Participants sat approximately 60 cm from a 15 inch computer monitor. Each stimulus word was approximately 1 cm (0.95° visual angle) high and the word pairs were spaced approximately 3.7 cm (3.5° visual angle) apart. Participants were told that their goal was to locate the position of the asterisk (“top” or “bottom”) as quickly and accurately as possible. They used their left index finger to press the “R” key when the asterisk appeared in the location of the top word and their right index finger to press the “N” key when the asterisk appeared in the location of the bottom word. Participants completed 10 practice trials using non-word pairs and repeated the practice until they responded accurately to at least 8 of the 10 practice trials.
Genotyping
Genomic DNA were isolated from buccal cells using a modification of published methods (33,34,35,36). The primer sequences are: forward, 5'-GGCGTTGCCGCTCTGAATGC-3' (fluorescently labeled), and reverse, 5'-GAGGGACTGAGCTGGACAACCAC-3'. These primer sequences yield products of 484 or 528 bp. Two investigators scored allele sizes independently and inconsistencies were reviewed and rerun when necessary. The frequency of the 5-HTTLPR genotypes (SS, n = 24 (22.7%); SL, n = 47 (44.3%); LL, n = 35 (33.0%)) did not differ from Hardy-Weinberg equilibrium, χ2 = 1.14, p = 0.29.

YOUR ASSIGNMENT: Duplicate the methods excerpt from "Participants sat approximately" up to and including "10 practice trials.". The items that follow aren't needed for this work.

DATA:
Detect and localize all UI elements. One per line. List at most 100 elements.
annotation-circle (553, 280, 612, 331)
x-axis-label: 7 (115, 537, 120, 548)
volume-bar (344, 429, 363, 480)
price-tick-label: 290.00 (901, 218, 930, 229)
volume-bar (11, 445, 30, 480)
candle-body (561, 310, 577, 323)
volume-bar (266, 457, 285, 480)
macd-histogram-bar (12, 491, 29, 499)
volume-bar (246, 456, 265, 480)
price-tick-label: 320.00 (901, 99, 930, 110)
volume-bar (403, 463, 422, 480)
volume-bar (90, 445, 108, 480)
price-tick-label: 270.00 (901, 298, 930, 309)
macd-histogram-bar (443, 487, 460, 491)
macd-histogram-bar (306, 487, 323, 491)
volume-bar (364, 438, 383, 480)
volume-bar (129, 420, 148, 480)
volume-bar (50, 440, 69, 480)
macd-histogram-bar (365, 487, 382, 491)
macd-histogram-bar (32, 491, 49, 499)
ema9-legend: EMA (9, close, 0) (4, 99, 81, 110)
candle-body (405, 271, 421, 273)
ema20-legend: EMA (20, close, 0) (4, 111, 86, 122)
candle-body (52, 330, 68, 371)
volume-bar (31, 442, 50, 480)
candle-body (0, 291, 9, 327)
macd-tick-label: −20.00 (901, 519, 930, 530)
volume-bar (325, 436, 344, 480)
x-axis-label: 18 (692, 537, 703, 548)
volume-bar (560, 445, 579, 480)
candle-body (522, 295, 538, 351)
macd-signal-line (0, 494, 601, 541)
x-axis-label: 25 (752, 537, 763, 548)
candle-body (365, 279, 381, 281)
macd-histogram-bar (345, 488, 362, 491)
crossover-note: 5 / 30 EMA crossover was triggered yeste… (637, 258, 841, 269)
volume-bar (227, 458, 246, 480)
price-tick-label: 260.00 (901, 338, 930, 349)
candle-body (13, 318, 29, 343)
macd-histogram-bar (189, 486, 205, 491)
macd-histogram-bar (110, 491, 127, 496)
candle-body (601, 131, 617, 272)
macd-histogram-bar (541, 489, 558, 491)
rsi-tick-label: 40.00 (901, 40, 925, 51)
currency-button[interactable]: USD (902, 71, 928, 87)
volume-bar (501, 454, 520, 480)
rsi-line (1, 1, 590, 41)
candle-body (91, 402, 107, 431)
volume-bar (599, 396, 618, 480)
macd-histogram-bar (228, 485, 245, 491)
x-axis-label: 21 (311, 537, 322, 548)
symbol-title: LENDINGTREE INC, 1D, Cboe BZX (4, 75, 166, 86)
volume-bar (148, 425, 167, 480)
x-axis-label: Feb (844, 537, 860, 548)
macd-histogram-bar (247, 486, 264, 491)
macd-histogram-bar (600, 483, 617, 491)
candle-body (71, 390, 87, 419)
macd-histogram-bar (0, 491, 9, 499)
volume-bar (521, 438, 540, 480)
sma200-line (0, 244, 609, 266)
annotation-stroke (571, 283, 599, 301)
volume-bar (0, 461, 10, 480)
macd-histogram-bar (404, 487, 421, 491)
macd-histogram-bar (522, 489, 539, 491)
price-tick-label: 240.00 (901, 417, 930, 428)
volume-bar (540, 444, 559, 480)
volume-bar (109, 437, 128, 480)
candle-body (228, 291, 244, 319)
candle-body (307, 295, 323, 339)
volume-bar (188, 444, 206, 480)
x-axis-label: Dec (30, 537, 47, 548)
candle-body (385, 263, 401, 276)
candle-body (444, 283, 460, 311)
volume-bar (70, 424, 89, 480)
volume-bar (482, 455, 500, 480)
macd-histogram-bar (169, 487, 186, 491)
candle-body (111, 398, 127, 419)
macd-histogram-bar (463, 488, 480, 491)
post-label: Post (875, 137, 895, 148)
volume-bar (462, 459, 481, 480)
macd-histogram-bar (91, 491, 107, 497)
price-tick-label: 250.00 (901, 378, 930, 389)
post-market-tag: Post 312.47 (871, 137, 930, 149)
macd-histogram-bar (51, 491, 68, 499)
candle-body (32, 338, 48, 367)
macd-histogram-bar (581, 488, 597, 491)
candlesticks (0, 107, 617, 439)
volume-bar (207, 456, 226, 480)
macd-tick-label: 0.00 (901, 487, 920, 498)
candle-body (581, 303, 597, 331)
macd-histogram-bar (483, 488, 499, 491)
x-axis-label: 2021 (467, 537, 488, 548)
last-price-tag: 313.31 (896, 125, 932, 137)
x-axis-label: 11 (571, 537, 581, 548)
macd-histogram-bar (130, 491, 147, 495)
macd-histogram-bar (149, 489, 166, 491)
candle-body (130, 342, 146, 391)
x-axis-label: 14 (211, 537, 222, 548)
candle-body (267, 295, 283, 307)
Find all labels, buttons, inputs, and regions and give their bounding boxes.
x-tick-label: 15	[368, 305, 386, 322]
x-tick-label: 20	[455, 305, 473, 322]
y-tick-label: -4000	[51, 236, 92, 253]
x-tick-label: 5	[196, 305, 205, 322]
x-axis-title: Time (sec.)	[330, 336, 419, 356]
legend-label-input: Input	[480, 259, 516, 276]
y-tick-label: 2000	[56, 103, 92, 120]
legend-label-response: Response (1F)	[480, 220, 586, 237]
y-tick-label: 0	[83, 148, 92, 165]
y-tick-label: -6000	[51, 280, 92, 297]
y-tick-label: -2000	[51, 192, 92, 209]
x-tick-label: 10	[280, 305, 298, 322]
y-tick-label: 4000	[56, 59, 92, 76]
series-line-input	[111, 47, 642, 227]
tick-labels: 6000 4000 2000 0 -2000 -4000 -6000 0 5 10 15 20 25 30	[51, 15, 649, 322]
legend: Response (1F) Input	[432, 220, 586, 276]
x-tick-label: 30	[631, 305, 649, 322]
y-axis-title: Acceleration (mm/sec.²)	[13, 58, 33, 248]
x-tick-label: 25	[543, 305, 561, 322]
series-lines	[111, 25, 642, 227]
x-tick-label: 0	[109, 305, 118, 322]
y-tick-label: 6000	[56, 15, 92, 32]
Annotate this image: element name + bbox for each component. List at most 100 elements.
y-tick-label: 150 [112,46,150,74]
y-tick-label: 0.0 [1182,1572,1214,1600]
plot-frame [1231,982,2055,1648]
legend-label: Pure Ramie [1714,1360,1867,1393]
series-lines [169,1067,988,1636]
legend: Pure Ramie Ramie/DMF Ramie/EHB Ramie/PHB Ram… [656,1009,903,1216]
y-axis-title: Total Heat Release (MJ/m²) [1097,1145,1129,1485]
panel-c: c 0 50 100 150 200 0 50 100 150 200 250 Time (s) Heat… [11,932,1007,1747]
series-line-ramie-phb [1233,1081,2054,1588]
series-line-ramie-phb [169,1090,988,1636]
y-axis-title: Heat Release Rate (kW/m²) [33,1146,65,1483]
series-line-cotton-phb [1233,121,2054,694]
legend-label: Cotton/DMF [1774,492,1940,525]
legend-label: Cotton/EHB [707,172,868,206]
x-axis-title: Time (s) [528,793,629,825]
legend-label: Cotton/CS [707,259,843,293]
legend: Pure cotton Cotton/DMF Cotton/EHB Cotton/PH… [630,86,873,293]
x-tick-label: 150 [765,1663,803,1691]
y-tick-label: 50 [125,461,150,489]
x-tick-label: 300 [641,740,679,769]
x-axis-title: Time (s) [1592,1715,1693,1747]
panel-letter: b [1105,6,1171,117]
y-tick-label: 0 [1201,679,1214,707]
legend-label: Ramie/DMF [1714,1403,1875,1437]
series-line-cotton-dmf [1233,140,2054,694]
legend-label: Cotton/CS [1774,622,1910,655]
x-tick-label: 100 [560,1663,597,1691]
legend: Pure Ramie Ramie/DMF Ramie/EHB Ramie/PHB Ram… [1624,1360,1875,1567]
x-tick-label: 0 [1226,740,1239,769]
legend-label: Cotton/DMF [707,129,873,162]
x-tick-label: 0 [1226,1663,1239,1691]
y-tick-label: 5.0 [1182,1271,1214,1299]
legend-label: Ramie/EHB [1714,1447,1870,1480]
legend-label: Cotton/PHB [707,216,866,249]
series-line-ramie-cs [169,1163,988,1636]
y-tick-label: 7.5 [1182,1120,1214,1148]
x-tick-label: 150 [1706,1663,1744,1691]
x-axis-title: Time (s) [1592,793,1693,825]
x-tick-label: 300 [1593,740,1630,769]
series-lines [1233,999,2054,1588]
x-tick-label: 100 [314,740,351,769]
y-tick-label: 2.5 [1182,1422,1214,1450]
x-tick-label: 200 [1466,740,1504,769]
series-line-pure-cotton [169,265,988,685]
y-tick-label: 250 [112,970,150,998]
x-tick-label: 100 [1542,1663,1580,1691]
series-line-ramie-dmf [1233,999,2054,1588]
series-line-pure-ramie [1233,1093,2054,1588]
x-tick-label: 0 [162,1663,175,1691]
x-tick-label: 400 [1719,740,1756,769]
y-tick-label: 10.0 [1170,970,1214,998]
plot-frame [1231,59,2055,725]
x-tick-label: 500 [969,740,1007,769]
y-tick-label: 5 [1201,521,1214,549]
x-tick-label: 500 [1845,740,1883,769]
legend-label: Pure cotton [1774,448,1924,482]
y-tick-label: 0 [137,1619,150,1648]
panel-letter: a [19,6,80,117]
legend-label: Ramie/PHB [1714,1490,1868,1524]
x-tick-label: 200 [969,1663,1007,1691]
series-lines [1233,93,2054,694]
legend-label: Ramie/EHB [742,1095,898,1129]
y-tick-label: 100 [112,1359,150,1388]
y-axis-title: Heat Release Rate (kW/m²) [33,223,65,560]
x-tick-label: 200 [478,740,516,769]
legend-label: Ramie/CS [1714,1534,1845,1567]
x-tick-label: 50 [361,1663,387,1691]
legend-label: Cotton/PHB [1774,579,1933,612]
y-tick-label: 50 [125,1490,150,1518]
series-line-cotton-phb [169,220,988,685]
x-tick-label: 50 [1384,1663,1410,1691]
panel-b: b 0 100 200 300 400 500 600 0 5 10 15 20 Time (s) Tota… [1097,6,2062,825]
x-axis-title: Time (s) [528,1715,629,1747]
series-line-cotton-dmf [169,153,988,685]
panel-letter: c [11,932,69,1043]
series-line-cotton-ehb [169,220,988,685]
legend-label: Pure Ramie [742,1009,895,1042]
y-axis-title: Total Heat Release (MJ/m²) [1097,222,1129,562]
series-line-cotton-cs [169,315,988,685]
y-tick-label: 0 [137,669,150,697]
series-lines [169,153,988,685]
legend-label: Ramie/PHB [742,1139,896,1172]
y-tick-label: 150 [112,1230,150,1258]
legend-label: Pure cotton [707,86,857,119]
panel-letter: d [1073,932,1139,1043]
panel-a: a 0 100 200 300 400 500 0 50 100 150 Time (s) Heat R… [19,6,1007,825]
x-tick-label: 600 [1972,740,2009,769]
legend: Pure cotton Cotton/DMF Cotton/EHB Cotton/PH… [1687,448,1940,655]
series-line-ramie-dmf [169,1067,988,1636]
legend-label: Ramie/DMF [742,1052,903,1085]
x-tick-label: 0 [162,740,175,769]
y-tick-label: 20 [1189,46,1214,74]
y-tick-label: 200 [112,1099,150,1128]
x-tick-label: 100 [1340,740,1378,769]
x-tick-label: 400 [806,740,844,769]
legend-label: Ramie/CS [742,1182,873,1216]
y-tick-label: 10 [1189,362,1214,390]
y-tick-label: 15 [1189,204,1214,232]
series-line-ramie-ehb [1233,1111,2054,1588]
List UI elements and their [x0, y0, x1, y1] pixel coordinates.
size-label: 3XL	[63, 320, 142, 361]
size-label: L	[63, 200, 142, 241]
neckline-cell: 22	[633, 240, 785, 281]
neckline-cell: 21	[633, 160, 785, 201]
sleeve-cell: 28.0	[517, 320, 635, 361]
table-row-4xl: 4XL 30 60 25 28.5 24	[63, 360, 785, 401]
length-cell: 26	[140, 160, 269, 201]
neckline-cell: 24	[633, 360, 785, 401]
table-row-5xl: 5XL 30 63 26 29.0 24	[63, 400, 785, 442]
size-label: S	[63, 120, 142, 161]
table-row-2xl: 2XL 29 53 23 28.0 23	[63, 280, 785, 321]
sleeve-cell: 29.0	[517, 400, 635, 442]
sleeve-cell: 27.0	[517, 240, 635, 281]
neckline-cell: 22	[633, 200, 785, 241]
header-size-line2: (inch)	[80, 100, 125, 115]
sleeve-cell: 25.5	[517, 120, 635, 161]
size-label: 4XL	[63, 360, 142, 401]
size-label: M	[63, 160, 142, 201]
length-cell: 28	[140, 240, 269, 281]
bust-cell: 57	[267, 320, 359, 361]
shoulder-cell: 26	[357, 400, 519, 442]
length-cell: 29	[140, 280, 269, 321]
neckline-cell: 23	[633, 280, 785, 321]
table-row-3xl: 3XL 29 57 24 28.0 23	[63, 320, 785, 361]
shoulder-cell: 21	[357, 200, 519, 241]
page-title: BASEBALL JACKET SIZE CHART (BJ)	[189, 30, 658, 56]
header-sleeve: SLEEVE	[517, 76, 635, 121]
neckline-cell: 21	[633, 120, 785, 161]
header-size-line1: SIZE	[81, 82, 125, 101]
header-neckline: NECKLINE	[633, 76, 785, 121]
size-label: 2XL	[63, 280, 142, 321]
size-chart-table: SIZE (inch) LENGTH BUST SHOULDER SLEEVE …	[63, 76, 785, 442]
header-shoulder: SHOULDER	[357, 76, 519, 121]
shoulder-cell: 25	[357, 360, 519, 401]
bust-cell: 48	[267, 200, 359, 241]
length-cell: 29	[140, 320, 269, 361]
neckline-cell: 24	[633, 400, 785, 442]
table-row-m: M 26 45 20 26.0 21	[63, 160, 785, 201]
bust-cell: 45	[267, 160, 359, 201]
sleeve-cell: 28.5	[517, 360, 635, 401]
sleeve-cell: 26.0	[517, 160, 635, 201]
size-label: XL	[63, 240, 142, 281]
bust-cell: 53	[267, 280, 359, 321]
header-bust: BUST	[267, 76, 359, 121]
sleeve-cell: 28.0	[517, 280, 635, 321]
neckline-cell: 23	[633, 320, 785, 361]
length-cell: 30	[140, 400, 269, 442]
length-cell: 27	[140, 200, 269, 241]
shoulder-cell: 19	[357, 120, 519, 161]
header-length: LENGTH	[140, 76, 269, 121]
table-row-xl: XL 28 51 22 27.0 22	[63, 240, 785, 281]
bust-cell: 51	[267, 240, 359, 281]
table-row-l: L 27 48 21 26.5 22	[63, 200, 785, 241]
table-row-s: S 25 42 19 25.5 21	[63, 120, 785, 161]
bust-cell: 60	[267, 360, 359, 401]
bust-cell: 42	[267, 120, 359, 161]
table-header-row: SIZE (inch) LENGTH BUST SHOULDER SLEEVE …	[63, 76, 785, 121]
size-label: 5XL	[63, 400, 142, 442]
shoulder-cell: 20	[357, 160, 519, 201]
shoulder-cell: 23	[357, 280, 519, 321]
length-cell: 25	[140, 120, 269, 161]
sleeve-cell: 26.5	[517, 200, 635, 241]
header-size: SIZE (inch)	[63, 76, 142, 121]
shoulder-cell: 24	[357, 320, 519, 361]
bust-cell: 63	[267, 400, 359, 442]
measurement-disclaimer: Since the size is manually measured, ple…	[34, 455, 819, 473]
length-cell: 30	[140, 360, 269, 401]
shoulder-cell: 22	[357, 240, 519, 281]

RESPONSE AREA:
Participants sat approximately 60 cm from a 15 inch computer monitor. Each stimulus word was approximately 1 cm (0.95° visual angle) high and the word pairs were spaced approximately 3.7 cm (3.5° visual angle) apart. Participants were told that their goal was to locate the position of the asterisk (“top” or “bottom”) as quickly and accurately as possible. They used their left index finger to press the “R” key when the asterisk appeared in the location of the top word and their right index finger to press the “N” key when the asterisk appeared in the location of the bottom word. Participants completed 10 practice trials using non-word pairs and repeated the practice until they responded accurately to at least 8 of the 10 practice trials.